> **Problem**:
Gather every line in the records below that contains the word "Dentiste".

Extracted records:
-=-=-

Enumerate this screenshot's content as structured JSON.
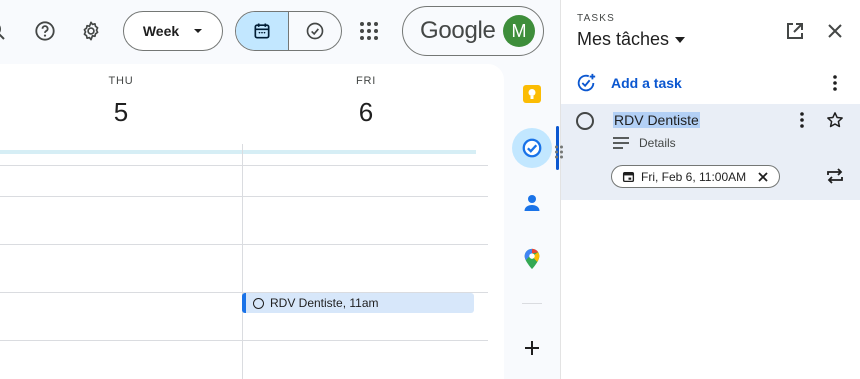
{
  "header": {
    "view_select": "Week",
    "brand": "Google",
    "avatar_initial": "M"
  },
  "calendar": {
    "days": [
      {
        "name": "THU",
        "number": "5"
      },
      {
        "name": "FRI",
        "number": "6"
      }
    ],
    "event": {
      "title": "RDV Dentiste",
      "time": ", 11am"
    }
  },
  "tasks": {
    "label": "TASKS",
    "list_name": "Mes tâches",
    "add_label": "Add a task",
    "items": [
      {
        "title": "RDV Dentiste",
        "details_label": "Details",
        "due": "Fri, Feb 6, 11:00AM"
      }
    ]
  },
  "colors": {
    "accent": "#0b57d0",
    "selected_bg": "#c2e7ff",
    "event_bg": "#d7e7fa",
    "avatar_bg": "#3e8e3b"
  }
}
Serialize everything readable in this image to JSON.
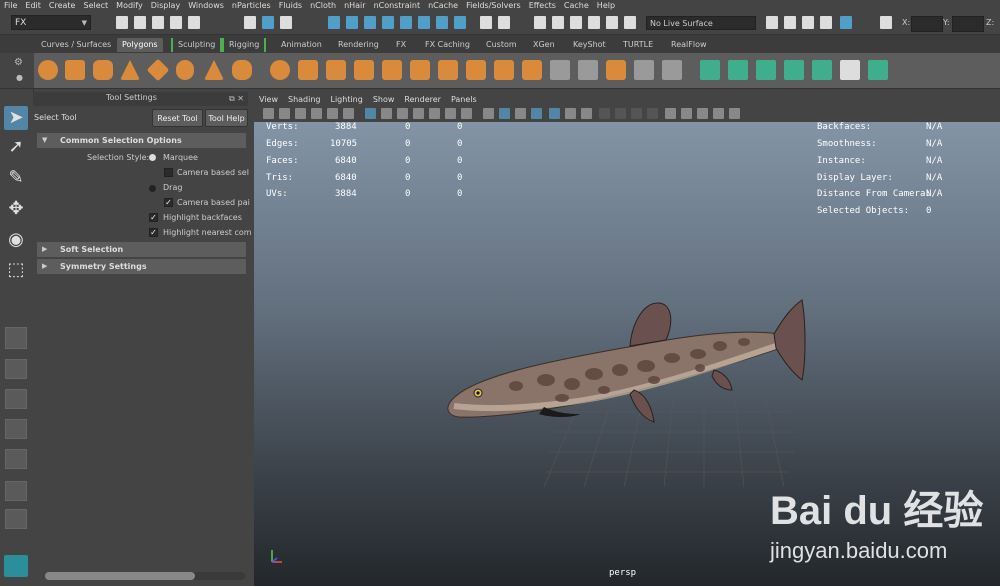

-=-=-

> **Finished task**:
      "title": "RDV Dentiste",
        "title": "RDV Dentiste",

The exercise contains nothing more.